__Supplied records__.
◆ ◆ ◆ ◆ ◆ ◆ ◆

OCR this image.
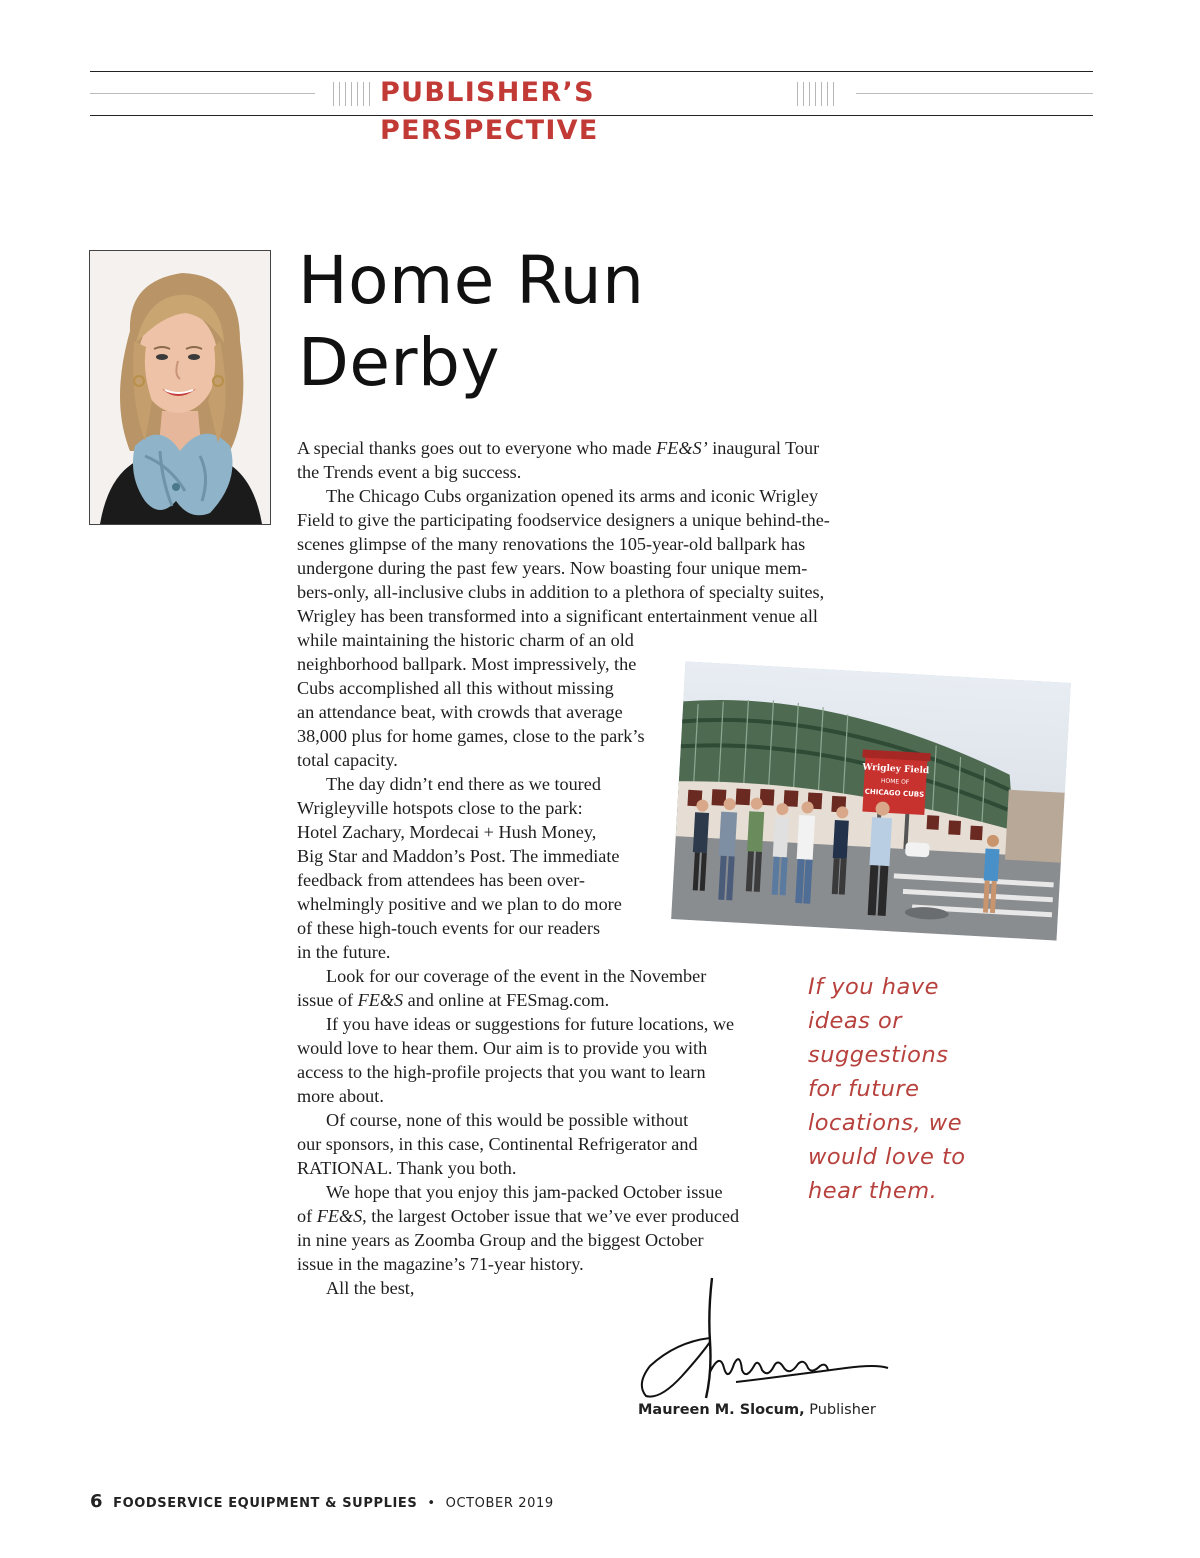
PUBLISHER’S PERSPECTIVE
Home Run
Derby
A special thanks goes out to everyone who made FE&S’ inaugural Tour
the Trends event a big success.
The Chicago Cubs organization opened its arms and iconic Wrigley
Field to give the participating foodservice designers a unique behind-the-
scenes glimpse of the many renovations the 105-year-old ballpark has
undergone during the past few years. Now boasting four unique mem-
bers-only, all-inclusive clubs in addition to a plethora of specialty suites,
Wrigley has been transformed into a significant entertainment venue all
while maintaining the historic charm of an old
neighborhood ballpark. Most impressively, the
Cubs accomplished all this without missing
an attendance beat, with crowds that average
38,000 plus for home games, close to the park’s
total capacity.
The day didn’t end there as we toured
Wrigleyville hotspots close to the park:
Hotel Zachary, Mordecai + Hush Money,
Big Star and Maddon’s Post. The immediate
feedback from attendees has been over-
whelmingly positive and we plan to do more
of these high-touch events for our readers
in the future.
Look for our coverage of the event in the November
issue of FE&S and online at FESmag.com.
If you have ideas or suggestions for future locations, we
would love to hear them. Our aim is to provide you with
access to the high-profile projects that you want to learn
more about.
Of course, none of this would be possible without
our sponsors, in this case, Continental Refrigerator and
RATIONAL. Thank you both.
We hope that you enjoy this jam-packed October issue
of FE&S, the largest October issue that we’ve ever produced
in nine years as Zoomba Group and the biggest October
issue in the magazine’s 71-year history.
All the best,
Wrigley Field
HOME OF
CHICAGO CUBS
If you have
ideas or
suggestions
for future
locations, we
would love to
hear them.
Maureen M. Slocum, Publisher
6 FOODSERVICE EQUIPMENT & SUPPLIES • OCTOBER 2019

◆ ◆ ◆ ◆ ◆ ◆ ◆

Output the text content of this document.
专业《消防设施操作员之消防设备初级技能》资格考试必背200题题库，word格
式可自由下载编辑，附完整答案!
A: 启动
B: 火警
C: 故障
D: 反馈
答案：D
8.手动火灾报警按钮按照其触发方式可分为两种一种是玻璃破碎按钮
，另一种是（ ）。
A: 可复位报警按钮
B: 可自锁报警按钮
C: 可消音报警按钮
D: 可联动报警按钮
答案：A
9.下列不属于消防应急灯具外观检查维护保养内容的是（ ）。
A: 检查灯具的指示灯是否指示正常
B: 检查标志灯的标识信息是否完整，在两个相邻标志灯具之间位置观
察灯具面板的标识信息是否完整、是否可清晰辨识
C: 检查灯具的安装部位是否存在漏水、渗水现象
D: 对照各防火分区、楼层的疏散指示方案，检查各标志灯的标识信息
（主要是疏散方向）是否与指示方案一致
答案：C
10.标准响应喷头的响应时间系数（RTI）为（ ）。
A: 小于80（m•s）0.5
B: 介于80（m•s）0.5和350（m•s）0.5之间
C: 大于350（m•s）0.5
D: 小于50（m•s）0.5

◆ ◆ ◆ ◆ ◆ ◆ ◆

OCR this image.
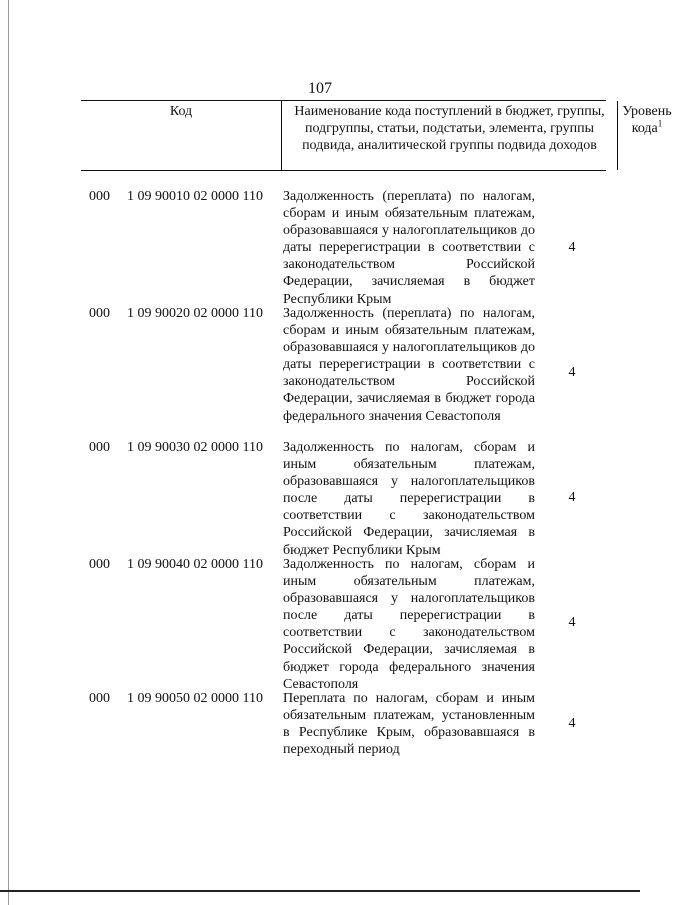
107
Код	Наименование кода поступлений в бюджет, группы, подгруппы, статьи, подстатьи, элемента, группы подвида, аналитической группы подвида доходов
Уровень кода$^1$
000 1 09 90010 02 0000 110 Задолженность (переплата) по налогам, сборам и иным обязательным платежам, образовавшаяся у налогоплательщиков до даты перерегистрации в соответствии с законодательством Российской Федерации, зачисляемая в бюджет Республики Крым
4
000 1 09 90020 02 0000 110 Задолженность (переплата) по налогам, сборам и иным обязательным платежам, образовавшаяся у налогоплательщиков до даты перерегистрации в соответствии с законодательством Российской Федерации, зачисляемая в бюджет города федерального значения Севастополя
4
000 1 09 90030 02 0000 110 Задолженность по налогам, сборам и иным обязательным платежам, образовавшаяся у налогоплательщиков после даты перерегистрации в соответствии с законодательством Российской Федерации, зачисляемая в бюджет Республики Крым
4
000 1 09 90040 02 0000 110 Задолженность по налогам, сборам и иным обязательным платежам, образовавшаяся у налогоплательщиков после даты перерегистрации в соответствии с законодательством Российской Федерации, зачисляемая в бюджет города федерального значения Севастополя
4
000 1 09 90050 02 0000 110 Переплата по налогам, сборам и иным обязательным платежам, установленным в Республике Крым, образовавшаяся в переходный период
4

◆ ◆ ◆ ◆ ◆ ◆ ◆

__What you have to do__. Copy down every line of the material above that includes the string "Field".

__Written response__.
Field to give the participating foodservice designers a unique behind-the-
Wrigley Field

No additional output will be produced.